---- Dataset content

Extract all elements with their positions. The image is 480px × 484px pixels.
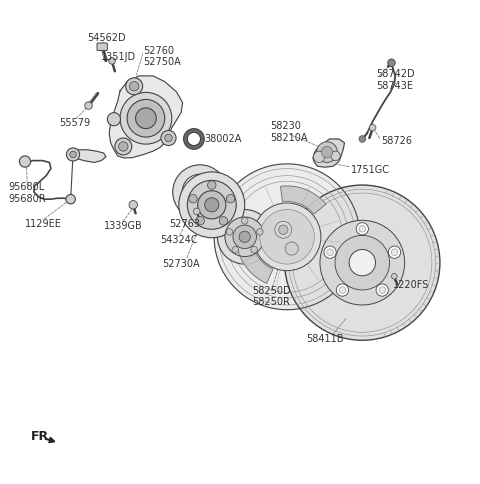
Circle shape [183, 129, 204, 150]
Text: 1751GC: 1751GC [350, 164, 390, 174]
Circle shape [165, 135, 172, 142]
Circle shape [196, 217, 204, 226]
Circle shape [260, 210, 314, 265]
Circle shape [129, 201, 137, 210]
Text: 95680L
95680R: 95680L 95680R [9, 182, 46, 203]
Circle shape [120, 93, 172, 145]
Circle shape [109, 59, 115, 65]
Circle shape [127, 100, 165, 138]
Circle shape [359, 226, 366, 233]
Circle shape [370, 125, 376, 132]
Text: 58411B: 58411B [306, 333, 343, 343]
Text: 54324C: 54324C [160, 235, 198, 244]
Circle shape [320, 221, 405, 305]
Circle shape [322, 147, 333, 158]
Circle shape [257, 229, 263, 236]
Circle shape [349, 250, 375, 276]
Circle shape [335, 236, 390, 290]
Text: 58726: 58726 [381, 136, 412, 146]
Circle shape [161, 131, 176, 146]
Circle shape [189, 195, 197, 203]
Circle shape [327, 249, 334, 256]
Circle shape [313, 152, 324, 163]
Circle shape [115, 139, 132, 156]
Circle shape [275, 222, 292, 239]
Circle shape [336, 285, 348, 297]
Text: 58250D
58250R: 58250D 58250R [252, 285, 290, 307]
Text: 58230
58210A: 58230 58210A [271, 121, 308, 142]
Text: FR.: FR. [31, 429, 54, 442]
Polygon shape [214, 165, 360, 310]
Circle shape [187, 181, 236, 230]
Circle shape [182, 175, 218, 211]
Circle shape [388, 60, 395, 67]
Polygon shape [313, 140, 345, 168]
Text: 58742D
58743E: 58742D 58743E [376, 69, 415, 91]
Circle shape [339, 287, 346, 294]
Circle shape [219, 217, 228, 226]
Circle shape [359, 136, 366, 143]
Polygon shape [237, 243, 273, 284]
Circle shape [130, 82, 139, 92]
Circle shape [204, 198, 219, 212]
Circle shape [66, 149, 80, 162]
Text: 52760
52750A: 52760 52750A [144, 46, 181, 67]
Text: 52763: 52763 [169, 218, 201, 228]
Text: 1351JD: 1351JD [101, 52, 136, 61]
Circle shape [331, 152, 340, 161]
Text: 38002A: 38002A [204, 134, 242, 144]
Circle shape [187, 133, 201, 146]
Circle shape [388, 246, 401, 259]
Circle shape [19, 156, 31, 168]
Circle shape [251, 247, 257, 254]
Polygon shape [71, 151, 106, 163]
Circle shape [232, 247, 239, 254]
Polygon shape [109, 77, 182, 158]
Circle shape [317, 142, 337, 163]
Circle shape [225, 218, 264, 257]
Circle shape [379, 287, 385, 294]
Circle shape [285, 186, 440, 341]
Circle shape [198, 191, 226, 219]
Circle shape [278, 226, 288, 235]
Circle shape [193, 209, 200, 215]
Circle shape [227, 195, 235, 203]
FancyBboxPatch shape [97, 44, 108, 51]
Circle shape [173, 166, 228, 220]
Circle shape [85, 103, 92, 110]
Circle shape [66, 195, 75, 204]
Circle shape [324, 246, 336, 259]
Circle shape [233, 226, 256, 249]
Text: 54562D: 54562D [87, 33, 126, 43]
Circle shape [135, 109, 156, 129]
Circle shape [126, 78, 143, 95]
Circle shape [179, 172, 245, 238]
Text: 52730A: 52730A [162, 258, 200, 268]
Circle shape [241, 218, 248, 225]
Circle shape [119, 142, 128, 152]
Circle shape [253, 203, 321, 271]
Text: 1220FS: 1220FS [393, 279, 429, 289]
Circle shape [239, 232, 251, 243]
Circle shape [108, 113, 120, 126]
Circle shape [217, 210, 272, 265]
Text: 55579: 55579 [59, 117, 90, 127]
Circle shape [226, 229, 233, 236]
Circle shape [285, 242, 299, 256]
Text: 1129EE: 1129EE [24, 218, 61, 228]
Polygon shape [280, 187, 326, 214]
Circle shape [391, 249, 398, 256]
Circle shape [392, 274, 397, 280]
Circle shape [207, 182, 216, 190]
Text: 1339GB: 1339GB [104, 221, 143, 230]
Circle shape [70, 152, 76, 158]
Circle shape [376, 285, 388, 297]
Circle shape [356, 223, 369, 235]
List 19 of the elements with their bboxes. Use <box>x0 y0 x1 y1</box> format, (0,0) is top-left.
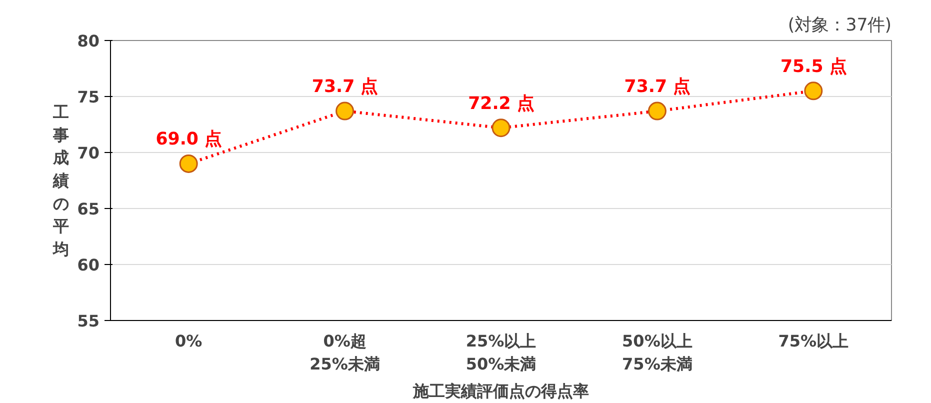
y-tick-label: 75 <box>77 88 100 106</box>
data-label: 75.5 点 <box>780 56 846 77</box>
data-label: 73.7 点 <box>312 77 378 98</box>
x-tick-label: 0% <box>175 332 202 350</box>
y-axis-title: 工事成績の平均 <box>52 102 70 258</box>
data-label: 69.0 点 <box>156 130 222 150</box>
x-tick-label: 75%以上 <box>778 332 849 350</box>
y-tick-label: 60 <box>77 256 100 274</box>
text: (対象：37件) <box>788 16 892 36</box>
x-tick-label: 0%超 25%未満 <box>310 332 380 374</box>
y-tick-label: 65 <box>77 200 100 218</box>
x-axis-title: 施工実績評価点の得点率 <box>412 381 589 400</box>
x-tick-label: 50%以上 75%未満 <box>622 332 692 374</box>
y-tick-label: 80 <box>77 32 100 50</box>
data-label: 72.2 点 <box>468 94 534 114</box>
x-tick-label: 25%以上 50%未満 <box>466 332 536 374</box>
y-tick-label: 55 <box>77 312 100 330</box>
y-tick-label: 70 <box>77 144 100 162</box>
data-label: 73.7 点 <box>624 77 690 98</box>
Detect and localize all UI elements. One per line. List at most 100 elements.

--------

## Required task
Duplicate the data lines above, the stretch from the line containing "Circle shape [183, 129, 204, 150]" through the line containing "FancyBboxPatch shape [97, 44, 108, 51]", with both of those lines included.

## Right answer
Circle shape [183, 129, 204, 150]
Text: 1751GC: 1751GC [350, 164, 390, 174]
Circle shape [165, 135, 172, 142]
Circle shape [196, 217, 204, 226]
Circle shape [260, 210, 314, 265]
Circle shape [129, 201, 137, 210]
Text: 95680L
95680R: 95680L 95680R [9, 182, 46, 203]
Circle shape [120, 93, 172, 145]
Circle shape [109, 59, 115, 65]
Circle shape [127, 100, 165, 138]
Circle shape [359, 226, 366, 233]
Circle shape [370, 125, 376, 132]
Text: 58411B: 58411B [306, 333, 343, 343]
Text: 54324C: 54324C [160, 235, 198, 244]
Circle shape [320, 221, 405, 305]
Circle shape [322, 147, 333, 158]
Circle shape [257, 229, 263, 236]
Circle shape [349, 250, 375, 276]
Circle shape [335, 236, 390, 290]
Text: 58726: 58726 [381, 136, 412, 146]
Circle shape [161, 131, 176, 146]
Circle shape [189, 195, 197, 203]
Circle shape [327, 249, 334, 256]
Circle shape [313, 152, 324, 163]
Circle shape [115, 139, 132, 156]
Circle shape [275, 222, 292, 239]
Circle shape [336, 285, 348, 297]
Text: 58250D
58250R: 58250D 58250R [252, 285, 290, 307]
Text: 58230
58210A: 58230 58210A [271, 121, 308, 142]
Text: FR.: FR. [31, 429, 54, 442]
Polygon shape [214, 165, 360, 310]
Circle shape [187, 181, 236, 230]
Circle shape [182, 175, 218, 211]
Circle shape [388, 60, 395, 67]
Polygon shape [313, 140, 345, 168]
Text: 58742D
58743E: 58742D 58743E [376, 69, 415, 91]
Circle shape [339, 287, 346, 294]
Circle shape [219, 217, 228, 226]
Circle shape [359, 136, 366, 143]
Polygon shape [237, 243, 273, 284]
Circle shape [130, 82, 139, 92]
Circle shape [204, 198, 219, 212]
Circle shape [66, 149, 80, 162]
Text: 52760
52750A: 52760 52750A [144, 46, 181, 67]
Text: 52763: 52763 [169, 218, 201, 228]
Text: 1351JD: 1351JD [101, 52, 136, 61]
Circle shape [331, 152, 340, 161]
Text: 38002A: 38002A [204, 134, 242, 144]
Circle shape [187, 133, 201, 146]
Circle shape [388, 246, 401, 259]
Circle shape [19, 156, 31, 168]
Circle shape [251, 247, 257, 254]
Polygon shape [71, 151, 106, 163]
Circle shape [232, 247, 239, 254]
Polygon shape [109, 77, 182, 158]
Circle shape [317, 142, 337, 163]
Circle shape [225, 218, 264, 257]
Circle shape [379, 287, 385, 294]
Circle shape [285, 186, 440, 341]
Circle shape [198, 191, 226, 219]
Circle shape [278, 226, 288, 235]
Circle shape [193, 209, 200, 215]
Circle shape [227, 195, 235, 203]
FancyBboxPatch shape [97, 44, 108, 51]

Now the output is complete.